Objective:
Quote, verbatim, all material below, without pictures.
[Records to process start]
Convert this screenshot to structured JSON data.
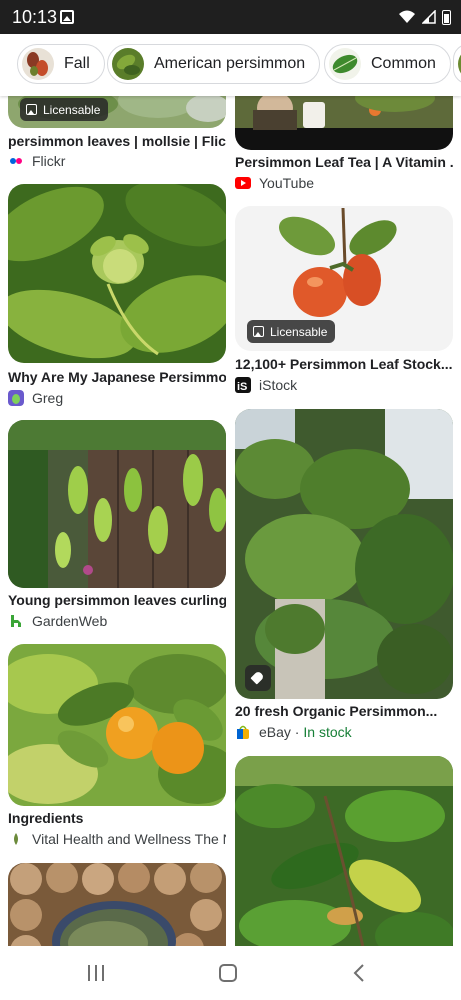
{
  "status_bar": {
    "time": "10:13"
  },
  "chips": [
    {
      "label": "Fall"
    },
    {
      "label": "American persimmon"
    },
    {
      "label": "Common"
    }
  ],
  "results": [
    {
      "title": "persimmon leaves | mollsie | Flickr",
      "source": "Flickr",
      "badge": "Licensable"
    },
    {
      "title": "Persimmon Leaf Tea | A Vitamin ...",
      "source": "YouTube"
    },
    {
      "title": "Why Are My Japanese Persimmo...",
      "source": "Greg"
    },
    {
      "title": "12,100+ Persimmon Leaf Stock...",
      "source": "iStock",
      "badge": "Licensable"
    },
    {
      "title": "Young persimmon leaves curling...",
      "source": "GardenWeb"
    },
    {
      "title": "20 fresh Organic Persimmon...",
      "source": "eBay",
      "availability": "In stock"
    },
    {
      "title": "Ingredients",
      "source": "Vital Health and Wellness The N"
    }
  ],
  "colors": {
    "youtube": "#ff0000",
    "gardenweb": "#3aa537",
    "in_stock": "#188038"
  }
}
[Records to process end]
Answer to this problem:
Convert this screenshot to structured JSON data.
{
  "status_bar": {
    "time": "10:13"
  },
  "chips": [
    {
      "label": "Fall"
    },
    {
      "label": "American persimmon"
    },
    {
      "label": "Common"
    }
  ],
  "results": [
    {
      "title": "persimmon leaves | mollsie | Flickr",
      "source": "Flickr",
      "badge": "Licensable"
    },
    {
      "title": "Persimmon Leaf Tea | A Vitamin ...",
      "source": "YouTube"
    },
    {
      "title": "Why Are My Japanese Persimmo...",
      "source": "Greg"
    },
    {
      "title": "12,100+ Persimmon Leaf Stock...",
      "source": "iStock",
      "badge": "Licensable"
    },
    {
      "title": "Young persimmon leaves curling...",
      "source": "GardenWeb"
    },
    {
      "title": "20 fresh Organic Persimmon...",
      "source": "eBay",
      "availability": "In stock"
    },
    {
      "title": "Ingredients",
      "source": "Vital Health and Wellness The N"
    }
  ],
  "colors": {
    "youtube": "#ff0000",
    "gardenweb": "#3aa537",
    "in_stock": "#188038"
  }
}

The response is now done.